_INPUT FOR THIS TASK_.
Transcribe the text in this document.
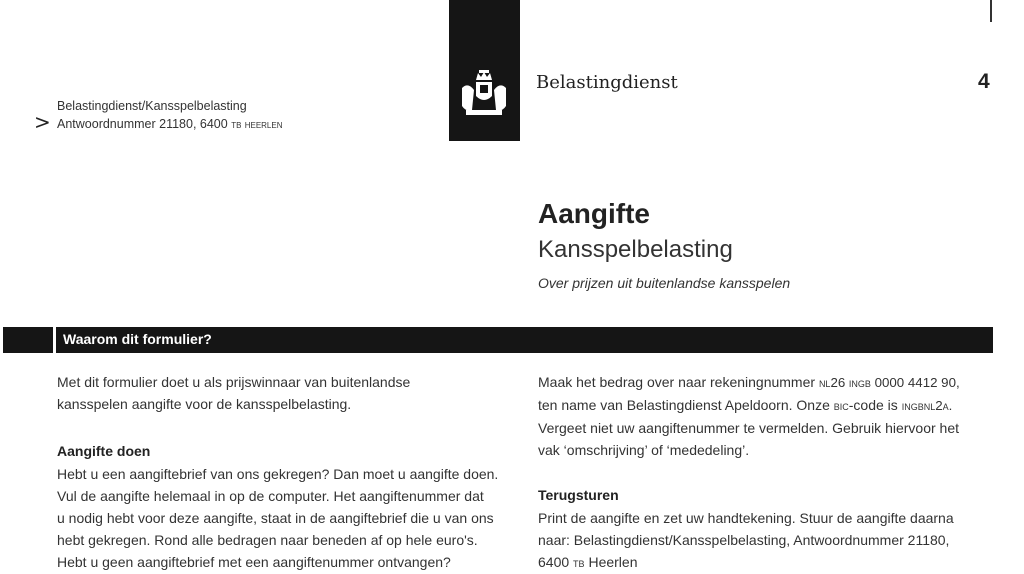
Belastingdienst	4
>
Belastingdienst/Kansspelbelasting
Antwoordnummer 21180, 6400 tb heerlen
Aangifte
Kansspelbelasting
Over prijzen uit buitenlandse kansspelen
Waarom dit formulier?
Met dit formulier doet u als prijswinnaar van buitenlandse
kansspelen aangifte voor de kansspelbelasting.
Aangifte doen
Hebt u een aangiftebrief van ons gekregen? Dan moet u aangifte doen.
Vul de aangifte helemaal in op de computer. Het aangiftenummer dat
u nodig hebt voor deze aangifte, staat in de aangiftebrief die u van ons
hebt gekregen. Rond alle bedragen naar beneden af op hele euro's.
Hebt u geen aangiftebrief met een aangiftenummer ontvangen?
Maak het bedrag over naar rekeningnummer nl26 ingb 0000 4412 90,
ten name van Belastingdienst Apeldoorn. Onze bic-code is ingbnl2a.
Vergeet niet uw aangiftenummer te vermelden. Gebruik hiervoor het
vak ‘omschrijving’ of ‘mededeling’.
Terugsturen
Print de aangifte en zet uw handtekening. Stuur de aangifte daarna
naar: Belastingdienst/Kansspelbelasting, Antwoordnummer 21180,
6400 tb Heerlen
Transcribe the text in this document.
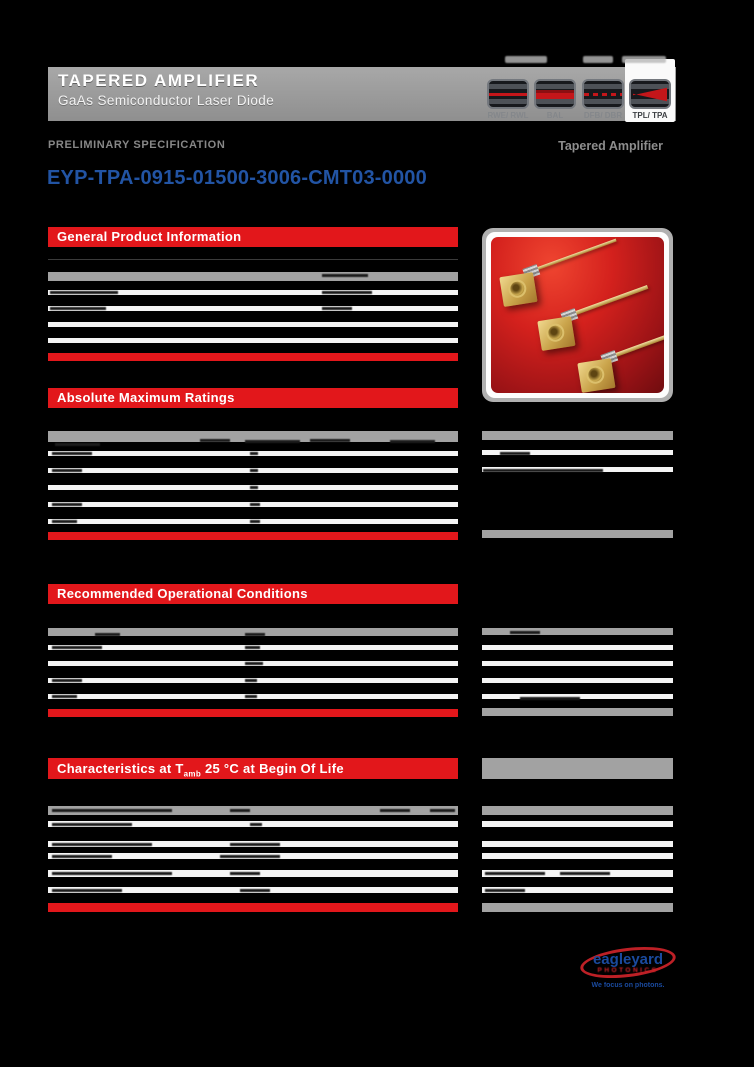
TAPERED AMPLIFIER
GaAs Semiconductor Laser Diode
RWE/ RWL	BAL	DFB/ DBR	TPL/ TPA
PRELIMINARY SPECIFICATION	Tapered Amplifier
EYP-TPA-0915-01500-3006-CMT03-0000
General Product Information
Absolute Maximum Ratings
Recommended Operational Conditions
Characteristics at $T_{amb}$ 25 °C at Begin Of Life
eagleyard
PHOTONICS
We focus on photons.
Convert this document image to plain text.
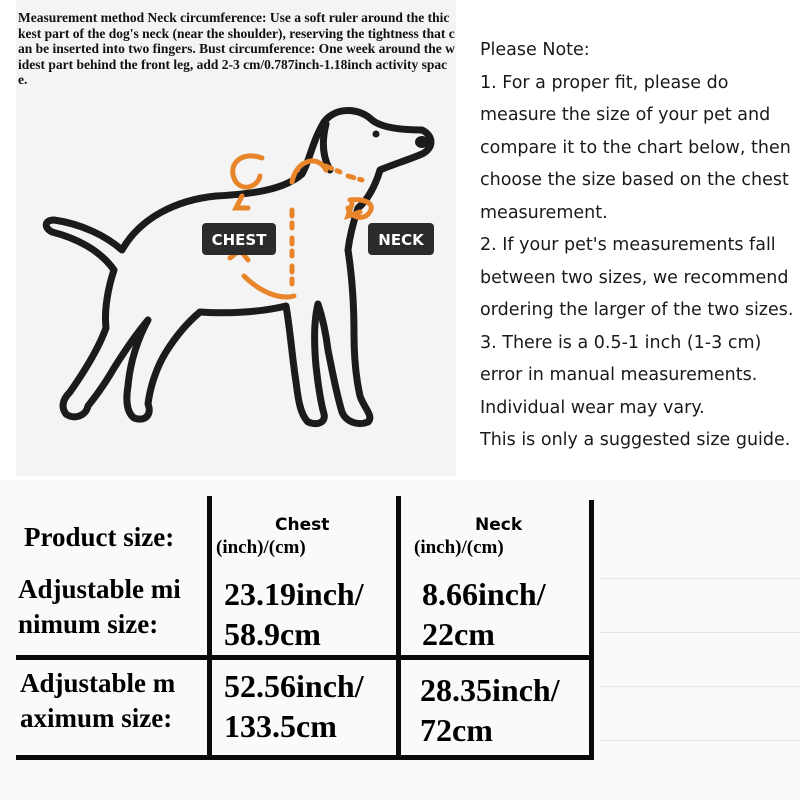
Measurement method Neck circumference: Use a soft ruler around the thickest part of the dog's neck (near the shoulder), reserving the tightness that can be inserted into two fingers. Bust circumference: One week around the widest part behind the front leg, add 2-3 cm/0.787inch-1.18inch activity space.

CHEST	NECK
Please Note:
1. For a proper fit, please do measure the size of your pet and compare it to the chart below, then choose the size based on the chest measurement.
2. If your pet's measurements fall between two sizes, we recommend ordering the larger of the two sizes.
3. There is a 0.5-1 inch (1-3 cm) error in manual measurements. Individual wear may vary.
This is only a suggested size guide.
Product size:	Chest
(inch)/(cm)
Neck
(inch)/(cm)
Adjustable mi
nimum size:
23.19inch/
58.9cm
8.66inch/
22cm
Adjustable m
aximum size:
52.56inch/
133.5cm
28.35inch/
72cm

_DIRECTION_. Transcribe the complete set of entries verbatim. No pictures belong in the copy.

_THE RESPONSE_.
Transcribe the text in this document.
Belastingdienst	4
>
Belastingdienst/Kansspelbelasting
Antwoordnummer 21180, 6400 tb heerlen
Aangifte
Kansspelbelasting
Over prijzen uit buitenlandse kansspelen
Waarom dit formulier?
Met dit formulier doet u als prijswinnaar van buitenlandse
kansspelen aangifte voor de kansspelbelasting.
Aangifte doen
Hebt u een aangiftebrief van ons gekregen? Dan moet u aangifte doen.
Vul de aangifte helemaal in op de computer. Het aangiftenummer dat
u nodig hebt voor deze aangifte, staat in de aangiftebrief die u van ons
hebt gekregen. Rond alle bedragen naar beneden af op hele euro's.
Hebt u geen aangiftebrief met een aangiftenummer ontvangen?
Maak het bedrag over naar rekeningnummer nl26 ingb 0000 4412 90,
ten name van Belastingdienst Apeldoorn. Onze bic-code is ingbnl2a.
Vergeet niet uw aangiftenummer te vermelden. Gebruik hiervoor het
vak ‘omschrijving’ of ‘mededeling’.
Terugsturen
Print de aangifte en zet uw handtekening. Stuur de aangifte daarna
naar: Belastingdienst/Kansspelbelasting, Antwoordnummer 21180,
6400 tb Heerlen
Transcribe the text in this document.
TAPERED AMPLIFIER
GaAs Semiconductor Laser Diode
RWE/ RWL	BAL	DFB/ DBR	TPL/ TPA
PRELIMINARY SPECIFICATION	Tapered Amplifier
EYP-TPA-0915-01500-3006-CMT03-0000
General Product Information
Absolute Maximum Ratings
Recommended Operational Conditions
Characteristics at $T_{amb}$ 25 °C at Begin Of Life
eagleyard
PHOTONICS
We focus on photons.
Convert this document image to plain text.
Measurement method Neck circumference: Use a soft ruler around the thickest part of the dog's neck (near the shoulder), reserving the tightness that can be inserted into two fingers. Bust circumference: One week around the widest part behind the front leg, add 2-3 cm/0.787inch-1.18inch activity space.

CHEST	NECK
Please Note:
1. For a proper fit, please do measure the size of your pet and compare it to the chart below, then choose the size based on the chest measurement.
2. If your pet's measurements fall between two sizes, we recommend ordering the larger of the two sizes.
3. There is a 0.5-1 inch (1-3 cm) error in manual measurements. Individual wear may vary.
This is only a suggested size guide.
Product size:	Chest
(inch)/(cm)
Neck
(inch)/(cm)
Adjustable mi
nimum size:
23.19inch/
58.9cm
8.66inch/
22cm
Adjustable m
aximum size:
52.56inch/
133.5cm
28.35inch/
72cm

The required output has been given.